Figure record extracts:

________

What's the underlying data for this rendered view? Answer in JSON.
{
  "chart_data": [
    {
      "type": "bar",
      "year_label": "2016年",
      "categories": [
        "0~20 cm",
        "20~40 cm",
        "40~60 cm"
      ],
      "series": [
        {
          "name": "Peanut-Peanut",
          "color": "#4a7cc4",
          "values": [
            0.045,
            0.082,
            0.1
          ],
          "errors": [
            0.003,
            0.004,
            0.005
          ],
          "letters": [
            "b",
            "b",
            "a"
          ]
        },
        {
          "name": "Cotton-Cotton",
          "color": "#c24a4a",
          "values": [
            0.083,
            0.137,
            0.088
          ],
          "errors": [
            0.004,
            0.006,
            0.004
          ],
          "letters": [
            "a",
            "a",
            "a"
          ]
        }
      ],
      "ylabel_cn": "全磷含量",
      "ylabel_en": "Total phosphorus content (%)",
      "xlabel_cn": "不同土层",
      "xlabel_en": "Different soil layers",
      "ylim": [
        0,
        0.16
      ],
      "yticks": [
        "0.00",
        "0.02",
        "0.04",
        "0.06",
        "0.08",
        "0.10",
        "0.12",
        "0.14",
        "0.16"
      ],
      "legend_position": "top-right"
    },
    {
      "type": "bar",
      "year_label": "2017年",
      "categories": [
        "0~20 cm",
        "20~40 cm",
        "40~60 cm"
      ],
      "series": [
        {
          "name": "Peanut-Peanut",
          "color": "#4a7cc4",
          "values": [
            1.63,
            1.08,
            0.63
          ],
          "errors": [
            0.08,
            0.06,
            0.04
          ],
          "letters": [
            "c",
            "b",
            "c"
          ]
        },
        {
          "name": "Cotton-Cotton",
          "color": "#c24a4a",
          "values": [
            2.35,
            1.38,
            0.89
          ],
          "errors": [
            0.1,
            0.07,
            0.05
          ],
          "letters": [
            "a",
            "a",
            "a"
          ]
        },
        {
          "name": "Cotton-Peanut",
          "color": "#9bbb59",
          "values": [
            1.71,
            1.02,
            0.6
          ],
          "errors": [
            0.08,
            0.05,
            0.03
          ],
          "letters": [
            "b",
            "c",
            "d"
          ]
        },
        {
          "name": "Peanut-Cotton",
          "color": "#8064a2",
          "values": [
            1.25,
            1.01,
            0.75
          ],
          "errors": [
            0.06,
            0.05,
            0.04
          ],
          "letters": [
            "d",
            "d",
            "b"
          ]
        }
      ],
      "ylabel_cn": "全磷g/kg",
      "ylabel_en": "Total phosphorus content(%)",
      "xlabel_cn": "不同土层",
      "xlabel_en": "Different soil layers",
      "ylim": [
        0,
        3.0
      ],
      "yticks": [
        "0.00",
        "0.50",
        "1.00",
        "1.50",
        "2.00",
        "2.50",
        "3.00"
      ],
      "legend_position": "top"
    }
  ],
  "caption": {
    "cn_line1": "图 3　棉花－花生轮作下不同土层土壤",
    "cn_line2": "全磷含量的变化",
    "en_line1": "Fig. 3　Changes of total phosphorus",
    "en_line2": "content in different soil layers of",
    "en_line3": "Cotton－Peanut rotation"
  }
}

________

Please quote the data above in full, with no line missing.

Final result
What's the underlying data for this rendered view? Answer in JSON.
{
  "chart_data": [
    {
      "type": "bar",
      "year_label": "2016年",
      "categories": [
        "0~20 cm",
        "20~40 cm",
        "40~60 cm"
      ],
      "series": [
        {
          "name": "Peanut-Peanut",
          "color": "#4a7cc4",
          "values": [
            0.045,
            0.082,
            0.1
          ],
          "errors": [
            0.003,
            0.004,
            0.005
          ],
          "letters": [
            "b",
            "b",
            "a"
          ]
        },
        {
          "name": "Cotton-Cotton",
          "color": "#c24a4a",
          "values": [
            0.083,
            0.137,
            0.088
          ],
          "errors": [
            0.004,
            0.006,
            0.004
          ],
          "letters": [
            "a",
            "a",
            "a"
          ]
        }
      ],
      "ylabel_cn": "全磷含量",
      "ylabel_en": "Total phosphorus content (%)",
      "xlabel_cn": "不同土层",
      "xlabel_en": "Different soil layers",
      "ylim": [
        0,
        0.16
      ],
      "yticks": [
        "0.00",
        "0.02",
        "0.04",
        "0.06",
        "0.08",
        "0.10",
        "0.12",
        "0.14",
        "0.16"
      ],
      "legend_position": "top-right"
    },
    {
      "type": "bar",
      "year_label": "2017年",
      "categories": [
        "0~20 cm",
        "20~40 cm",
        "40~60 cm"
      ],
      "series": [
        {
          "name": "Peanut-Peanut",
          "color": "#4a7cc4",
          "values": [
            1.63,
            1.08,
            0.63
          ],
          "errors": [
            0.08,
            0.06,
            0.04
          ],
          "letters": [
            "c",
            "b",
            "c"
          ]
        },
        {
          "name": "Cotton-Cotton",
          "color": "#c24a4a",
          "values": [
            2.35,
            1.38,
            0.89
          ],
          "errors": [
            0.1,
            0.07,
            0.05
          ],
          "letters": [
            "a",
            "a",
            "a"
          ]
        },
        {
          "name": "Cotton-Peanut",
          "color": "#9bbb59",
          "values": [
            1.71,
            1.02,
            0.6
          ],
          "errors": [
            0.08,
            0.05,
            0.03
          ],
          "letters": [
            "b",
            "c",
            "d"
          ]
        },
        {
          "name": "Peanut-Cotton",
          "color": "#8064a2",
          "values": [
            1.25,
            1.01,
            0.75
          ],
          "errors": [
            0.06,
            0.05,
            0.04
          ],
          "letters": [
            "d",
            "d",
            "b"
          ]
        }
      ],
      "ylabel_cn": "全磷g/kg",
      "ylabel_en": "Total phosphorus content(%)",
      "xlabel_cn": "不同土层",
      "xlabel_en": "Different soil layers",
      "ylim": [
        0,
        3.0
      ],
      "yticks": [
        "0.00",
        "0.50",
        "1.00",
        "1.50",
        "2.00",
        "2.50",
        "3.00"
      ],
      "legend_position": "top"
    }
  ],
  "caption": {
    "cn_line1": "图 3　棉花－花生轮作下不同土层土壤",
    "cn_line2": "全磷含量的变化",
    "en_line1": "Fig. 3　Changes of total phosphorus",
    "en_line2": "content in different soil layers of",
    "en_line3": "Cotton－Peanut rotation"
  }
}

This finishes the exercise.